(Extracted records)
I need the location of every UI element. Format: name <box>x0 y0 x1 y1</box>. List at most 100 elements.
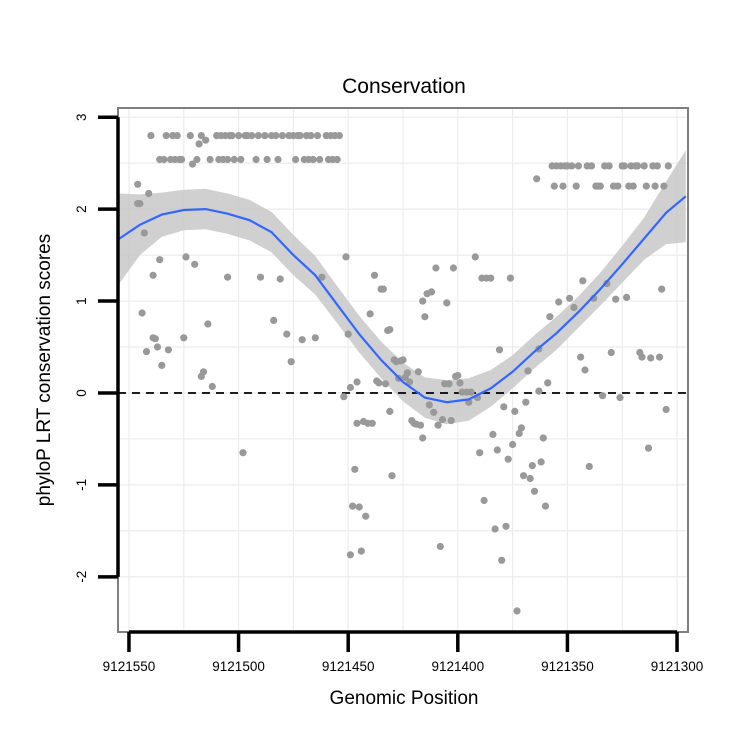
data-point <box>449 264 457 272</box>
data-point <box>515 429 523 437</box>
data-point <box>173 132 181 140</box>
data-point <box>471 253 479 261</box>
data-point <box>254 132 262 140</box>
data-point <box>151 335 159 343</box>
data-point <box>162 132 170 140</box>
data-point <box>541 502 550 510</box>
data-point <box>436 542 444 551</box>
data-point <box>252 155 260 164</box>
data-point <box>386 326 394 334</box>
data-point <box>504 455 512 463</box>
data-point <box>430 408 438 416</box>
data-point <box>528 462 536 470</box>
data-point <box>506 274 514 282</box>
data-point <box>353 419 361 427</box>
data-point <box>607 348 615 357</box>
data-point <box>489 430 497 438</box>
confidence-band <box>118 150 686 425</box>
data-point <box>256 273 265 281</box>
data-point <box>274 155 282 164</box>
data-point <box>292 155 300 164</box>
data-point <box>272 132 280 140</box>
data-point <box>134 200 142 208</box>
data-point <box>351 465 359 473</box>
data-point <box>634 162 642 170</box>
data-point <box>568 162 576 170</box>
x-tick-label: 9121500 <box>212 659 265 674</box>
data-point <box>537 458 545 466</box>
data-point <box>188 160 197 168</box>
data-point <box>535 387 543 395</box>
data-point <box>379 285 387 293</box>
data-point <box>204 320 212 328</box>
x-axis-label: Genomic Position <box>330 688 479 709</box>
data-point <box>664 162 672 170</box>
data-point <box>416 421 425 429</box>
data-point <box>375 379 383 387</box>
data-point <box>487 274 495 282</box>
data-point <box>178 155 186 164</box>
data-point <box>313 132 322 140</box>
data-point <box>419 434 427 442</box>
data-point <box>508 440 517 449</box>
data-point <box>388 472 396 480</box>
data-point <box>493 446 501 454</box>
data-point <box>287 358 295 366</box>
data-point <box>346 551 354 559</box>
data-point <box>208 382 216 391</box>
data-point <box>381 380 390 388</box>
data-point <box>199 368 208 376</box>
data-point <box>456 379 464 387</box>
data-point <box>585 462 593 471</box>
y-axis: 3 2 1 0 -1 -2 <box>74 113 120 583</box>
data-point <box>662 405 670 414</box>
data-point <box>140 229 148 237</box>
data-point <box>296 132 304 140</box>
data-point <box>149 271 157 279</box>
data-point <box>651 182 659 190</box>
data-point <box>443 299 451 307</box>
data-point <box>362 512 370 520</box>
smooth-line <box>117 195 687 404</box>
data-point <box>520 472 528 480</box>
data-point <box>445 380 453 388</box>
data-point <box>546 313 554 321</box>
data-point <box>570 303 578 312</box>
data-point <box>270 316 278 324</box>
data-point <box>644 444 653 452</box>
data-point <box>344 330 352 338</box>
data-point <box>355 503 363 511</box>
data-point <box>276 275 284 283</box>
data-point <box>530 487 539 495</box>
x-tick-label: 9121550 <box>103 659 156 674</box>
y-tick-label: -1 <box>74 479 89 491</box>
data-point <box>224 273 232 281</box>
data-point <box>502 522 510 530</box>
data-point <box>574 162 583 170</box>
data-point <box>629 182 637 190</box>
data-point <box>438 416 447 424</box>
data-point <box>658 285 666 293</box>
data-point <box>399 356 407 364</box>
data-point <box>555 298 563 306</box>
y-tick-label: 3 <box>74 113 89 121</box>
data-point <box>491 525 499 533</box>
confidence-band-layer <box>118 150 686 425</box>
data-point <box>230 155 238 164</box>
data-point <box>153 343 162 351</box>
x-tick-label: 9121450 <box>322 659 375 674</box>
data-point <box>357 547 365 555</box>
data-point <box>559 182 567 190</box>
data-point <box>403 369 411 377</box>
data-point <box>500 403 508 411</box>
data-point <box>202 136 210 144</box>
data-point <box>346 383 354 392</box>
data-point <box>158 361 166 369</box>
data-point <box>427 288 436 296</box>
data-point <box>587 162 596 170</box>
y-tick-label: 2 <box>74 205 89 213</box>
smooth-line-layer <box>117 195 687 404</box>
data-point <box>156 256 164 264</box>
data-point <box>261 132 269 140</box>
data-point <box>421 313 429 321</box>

> **Exercise requirements**: Check each line of the entries for the word "axis", then state the count alone.

> **Answer section**: 2